## [TASK REQUIREMENTS]
Check each line of the records below for the string "color", then state how many lines contain it, with no other output.
## BEGIN INFORMATION SHOWN
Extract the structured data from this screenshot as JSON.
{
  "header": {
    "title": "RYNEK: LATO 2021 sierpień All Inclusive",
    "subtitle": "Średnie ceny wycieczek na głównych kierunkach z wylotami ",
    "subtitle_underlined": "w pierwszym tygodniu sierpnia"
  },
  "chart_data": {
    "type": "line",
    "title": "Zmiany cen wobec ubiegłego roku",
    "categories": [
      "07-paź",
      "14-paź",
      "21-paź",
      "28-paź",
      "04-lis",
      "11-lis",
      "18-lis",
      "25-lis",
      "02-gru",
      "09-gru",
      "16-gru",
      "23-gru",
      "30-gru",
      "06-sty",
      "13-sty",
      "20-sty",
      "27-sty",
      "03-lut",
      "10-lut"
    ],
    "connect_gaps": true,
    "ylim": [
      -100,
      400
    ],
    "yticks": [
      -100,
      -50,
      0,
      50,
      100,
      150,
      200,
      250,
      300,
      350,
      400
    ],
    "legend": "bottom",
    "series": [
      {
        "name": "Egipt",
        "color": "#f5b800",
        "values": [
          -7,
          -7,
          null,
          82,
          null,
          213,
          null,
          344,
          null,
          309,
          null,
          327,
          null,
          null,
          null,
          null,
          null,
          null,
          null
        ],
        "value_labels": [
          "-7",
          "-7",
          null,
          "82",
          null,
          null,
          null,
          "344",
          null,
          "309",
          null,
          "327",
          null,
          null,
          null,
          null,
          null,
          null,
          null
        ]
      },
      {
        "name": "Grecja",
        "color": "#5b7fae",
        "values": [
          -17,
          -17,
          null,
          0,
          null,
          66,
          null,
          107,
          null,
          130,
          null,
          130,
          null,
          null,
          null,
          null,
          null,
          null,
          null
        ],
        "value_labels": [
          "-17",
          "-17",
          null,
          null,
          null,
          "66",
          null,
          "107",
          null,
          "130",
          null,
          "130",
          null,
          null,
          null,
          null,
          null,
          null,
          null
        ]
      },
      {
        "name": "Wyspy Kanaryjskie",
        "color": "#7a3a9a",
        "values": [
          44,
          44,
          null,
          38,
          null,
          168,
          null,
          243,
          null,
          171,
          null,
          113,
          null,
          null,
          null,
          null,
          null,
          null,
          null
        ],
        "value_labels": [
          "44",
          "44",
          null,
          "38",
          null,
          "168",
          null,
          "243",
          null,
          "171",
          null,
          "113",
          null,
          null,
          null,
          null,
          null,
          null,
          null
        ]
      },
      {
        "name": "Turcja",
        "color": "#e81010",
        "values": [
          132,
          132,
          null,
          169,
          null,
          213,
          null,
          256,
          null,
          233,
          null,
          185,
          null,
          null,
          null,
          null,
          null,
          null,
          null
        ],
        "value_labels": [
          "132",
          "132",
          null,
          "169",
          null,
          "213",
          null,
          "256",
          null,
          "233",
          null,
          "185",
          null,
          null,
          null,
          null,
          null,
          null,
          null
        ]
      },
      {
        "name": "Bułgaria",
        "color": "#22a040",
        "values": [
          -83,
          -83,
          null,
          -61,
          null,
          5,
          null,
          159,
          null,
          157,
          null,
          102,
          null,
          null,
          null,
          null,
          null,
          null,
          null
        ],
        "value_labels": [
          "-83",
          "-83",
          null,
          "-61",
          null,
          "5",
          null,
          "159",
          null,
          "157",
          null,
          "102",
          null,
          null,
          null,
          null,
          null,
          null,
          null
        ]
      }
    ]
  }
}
## END INFORMATION SHOWN
## [CORRECT RESPONSE]
5